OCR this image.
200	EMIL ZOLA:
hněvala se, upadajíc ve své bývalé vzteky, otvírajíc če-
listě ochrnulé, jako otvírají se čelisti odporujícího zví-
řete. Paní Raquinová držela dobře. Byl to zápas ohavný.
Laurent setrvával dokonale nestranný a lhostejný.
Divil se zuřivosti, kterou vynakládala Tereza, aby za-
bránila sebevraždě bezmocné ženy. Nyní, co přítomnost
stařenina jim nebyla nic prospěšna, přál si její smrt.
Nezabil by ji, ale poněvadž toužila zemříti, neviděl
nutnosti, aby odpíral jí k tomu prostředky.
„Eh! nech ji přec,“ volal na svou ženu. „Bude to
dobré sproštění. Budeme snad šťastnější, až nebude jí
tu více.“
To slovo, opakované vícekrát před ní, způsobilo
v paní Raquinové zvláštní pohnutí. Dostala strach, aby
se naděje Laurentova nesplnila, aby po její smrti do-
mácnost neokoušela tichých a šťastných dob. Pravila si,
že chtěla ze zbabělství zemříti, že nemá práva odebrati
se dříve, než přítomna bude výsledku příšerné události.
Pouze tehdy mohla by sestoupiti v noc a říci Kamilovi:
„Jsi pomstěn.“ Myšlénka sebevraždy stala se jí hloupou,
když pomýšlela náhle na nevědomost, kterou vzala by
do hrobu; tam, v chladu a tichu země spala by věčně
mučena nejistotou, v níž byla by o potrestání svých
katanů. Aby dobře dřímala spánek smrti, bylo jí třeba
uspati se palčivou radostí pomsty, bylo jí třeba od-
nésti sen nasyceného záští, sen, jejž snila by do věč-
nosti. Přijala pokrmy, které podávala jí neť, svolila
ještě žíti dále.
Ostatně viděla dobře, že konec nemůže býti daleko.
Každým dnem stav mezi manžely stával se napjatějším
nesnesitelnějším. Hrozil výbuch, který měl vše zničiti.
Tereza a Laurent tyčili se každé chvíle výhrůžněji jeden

------------------------------

What is required
Return each entry from above without altering a single character.

Written answer
OCR this image.
200	EMIL ZOLA:
hněvala se, upadajíc ve své bývalé vzteky, otvírajíc če-
listě ochrnulé, jako otvírají se čelisti odporujícího zví-
řete. Paní Raquinová držela dobře. Byl to zápas ohavný.
Laurent setrvával dokonale nestranný a lhostejný.
Divil se zuřivosti, kterou vynakládala Tereza, aby za-
bránila sebevraždě bezmocné ženy. Nyní, co přítomnost
stařenina jim nebyla nic prospěšna, přál si její smrt.
Nezabil by ji, ale poněvadž toužila zemříti, neviděl
nutnosti, aby odpíral jí k tomu prostředky.
„Eh! nech ji přec,“ volal na svou ženu. „Bude to
dobré sproštění. Budeme snad šťastnější, až nebude jí
tu více.“
To slovo, opakované vícekrát před ní, způsobilo
v paní Raquinové zvláštní pohnutí. Dostala strach, aby
se naděje Laurentova nesplnila, aby po její smrti do-
mácnost neokoušela tichých a šťastných dob. Pravila si,
že chtěla ze zbabělství zemříti, že nemá práva odebrati
se dříve, než přítomna bude výsledku příšerné události.
Pouze tehdy mohla by sestoupiti v noc a říci Kamilovi:
„Jsi pomstěn.“ Myšlénka sebevraždy stala se jí hloupou,
když pomýšlela náhle na nevědomost, kterou vzala by
do hrobu; tam, v chladu a tichu země spala by věčně
mučena nejistotou, v níž byla by o potrestání svých
katanů. Aby dobře dřímala spánek smrti, bylo jí třeba
uspati se palčivou radostí pomsty, bylo jí třeba od-
nésti sen nasyceného záští, sen, jejž snila by do věč-
nosti. Přijala pokrmy, které podávala jí neť, svolila
ještě žíti dále.
Ostatně viděla dobře, že konec nemůže býti daleko.
Každým dnem stav mezi manžely stával se napjatějším
nesnesitelnějším. Hrozil výbuch, který měl vše zničiti.
Tereza a Laurent tyčili se každé chvíle výhrůžněji jeden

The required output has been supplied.